== WHAT IS NEEDED ==
Using the listing below, please gather every line containing the word "JSON".

** BEGIN STORED ROWS **

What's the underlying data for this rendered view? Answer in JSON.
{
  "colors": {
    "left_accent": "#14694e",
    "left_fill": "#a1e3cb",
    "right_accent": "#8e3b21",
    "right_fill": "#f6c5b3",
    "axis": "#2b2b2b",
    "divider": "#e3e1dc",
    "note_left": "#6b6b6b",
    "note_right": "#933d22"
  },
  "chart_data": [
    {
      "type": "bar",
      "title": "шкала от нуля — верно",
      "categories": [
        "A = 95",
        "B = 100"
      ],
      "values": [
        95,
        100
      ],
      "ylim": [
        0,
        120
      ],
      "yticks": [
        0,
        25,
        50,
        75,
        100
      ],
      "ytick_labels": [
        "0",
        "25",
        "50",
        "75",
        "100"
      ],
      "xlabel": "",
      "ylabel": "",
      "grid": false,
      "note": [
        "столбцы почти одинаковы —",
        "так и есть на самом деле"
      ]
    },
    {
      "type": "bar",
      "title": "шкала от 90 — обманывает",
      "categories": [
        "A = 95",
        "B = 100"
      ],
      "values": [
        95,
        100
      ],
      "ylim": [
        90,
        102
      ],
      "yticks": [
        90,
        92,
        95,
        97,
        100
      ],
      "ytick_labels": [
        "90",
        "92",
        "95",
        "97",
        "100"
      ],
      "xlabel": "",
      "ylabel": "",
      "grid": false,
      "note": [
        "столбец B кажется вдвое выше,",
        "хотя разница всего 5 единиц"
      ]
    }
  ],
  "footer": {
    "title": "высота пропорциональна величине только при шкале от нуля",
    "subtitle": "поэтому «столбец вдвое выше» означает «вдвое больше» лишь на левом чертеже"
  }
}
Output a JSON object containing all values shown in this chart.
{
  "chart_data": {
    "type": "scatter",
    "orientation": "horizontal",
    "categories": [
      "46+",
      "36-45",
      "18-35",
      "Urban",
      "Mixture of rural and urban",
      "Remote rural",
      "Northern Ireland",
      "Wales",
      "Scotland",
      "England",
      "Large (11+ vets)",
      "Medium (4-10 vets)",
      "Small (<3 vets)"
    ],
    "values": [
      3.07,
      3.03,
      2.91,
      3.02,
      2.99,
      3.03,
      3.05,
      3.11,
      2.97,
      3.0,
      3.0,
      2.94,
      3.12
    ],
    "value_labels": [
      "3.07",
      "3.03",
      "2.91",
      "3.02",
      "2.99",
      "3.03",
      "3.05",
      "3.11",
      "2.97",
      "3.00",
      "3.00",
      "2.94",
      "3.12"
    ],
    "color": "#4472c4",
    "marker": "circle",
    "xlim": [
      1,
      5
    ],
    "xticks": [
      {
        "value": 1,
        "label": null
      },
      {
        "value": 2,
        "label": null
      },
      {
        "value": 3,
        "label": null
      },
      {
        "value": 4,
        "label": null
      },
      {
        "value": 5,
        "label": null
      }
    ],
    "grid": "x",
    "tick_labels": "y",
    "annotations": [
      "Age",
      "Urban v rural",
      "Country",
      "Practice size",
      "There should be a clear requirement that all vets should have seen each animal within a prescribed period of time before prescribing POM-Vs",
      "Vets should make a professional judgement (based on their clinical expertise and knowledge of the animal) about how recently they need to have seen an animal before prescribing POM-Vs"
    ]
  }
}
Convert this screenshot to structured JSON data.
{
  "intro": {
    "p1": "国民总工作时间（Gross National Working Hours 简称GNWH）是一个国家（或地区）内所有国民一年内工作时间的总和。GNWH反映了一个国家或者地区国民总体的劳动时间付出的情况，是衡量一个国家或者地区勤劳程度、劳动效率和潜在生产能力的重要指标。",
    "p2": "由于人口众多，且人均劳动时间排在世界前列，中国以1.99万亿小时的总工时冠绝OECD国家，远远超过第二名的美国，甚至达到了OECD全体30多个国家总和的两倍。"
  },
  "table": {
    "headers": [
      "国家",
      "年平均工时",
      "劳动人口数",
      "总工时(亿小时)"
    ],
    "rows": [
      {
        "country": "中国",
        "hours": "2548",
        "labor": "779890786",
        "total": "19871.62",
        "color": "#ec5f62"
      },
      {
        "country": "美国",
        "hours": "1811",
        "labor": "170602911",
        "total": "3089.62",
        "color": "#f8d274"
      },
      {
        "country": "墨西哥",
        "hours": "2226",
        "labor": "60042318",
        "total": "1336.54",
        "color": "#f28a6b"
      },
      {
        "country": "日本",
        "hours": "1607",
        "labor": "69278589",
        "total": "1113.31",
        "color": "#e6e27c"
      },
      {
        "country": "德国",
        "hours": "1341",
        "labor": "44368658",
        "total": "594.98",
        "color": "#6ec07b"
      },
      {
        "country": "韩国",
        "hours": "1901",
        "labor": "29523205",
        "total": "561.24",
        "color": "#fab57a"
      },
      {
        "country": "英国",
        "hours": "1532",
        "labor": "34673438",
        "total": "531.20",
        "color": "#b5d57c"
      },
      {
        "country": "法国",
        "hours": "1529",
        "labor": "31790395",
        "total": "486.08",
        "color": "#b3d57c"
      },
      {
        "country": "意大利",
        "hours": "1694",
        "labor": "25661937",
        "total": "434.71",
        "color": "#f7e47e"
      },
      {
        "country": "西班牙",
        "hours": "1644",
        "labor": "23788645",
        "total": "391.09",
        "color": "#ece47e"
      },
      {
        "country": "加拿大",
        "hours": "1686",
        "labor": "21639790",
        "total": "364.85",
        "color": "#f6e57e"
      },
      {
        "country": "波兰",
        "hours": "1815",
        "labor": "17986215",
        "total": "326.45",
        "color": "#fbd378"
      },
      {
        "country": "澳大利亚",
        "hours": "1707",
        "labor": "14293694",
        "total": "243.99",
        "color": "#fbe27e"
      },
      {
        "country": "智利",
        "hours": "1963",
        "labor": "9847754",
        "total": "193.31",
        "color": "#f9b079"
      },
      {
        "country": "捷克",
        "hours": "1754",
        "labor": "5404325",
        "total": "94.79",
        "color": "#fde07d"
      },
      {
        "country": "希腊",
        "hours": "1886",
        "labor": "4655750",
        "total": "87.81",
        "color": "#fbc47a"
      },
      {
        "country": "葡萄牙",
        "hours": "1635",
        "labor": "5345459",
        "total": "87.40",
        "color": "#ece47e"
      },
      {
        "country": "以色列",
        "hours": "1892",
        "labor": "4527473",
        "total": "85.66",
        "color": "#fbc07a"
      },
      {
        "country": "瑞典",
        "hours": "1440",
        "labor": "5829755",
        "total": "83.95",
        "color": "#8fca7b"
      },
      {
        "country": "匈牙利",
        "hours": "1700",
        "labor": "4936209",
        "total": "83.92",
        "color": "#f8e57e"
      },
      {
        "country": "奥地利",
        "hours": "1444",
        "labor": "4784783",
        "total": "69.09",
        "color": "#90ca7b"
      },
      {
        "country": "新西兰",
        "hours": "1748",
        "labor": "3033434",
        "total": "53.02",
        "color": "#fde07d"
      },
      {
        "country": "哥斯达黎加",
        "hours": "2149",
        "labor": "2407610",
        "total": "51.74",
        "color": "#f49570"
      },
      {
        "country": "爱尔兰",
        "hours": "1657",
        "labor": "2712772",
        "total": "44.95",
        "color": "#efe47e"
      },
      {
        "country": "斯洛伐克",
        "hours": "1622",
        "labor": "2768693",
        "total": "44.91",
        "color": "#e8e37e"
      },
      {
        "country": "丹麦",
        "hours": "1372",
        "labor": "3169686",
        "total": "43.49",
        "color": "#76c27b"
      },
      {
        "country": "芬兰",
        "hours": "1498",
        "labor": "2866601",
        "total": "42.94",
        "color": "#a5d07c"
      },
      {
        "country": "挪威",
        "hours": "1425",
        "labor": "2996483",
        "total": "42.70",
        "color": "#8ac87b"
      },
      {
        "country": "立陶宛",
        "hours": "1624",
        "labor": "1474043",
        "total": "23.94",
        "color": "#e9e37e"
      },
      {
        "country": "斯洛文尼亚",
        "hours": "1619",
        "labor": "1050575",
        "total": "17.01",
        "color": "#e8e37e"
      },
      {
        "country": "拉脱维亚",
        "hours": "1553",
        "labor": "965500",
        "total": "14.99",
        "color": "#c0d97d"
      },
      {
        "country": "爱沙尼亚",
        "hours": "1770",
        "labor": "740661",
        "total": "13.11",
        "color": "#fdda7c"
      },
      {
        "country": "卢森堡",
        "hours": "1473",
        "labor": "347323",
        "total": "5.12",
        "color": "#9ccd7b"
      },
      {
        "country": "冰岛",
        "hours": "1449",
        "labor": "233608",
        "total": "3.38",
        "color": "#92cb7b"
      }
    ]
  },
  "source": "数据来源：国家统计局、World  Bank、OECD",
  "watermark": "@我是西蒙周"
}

** END STORED ROWS **

== THE REPLY ==
What's the underlying data for this rendered view? Answer in JSON.
Output a JSON object containing all values shown in this chart.
Convert this screenshot to structured JSON data.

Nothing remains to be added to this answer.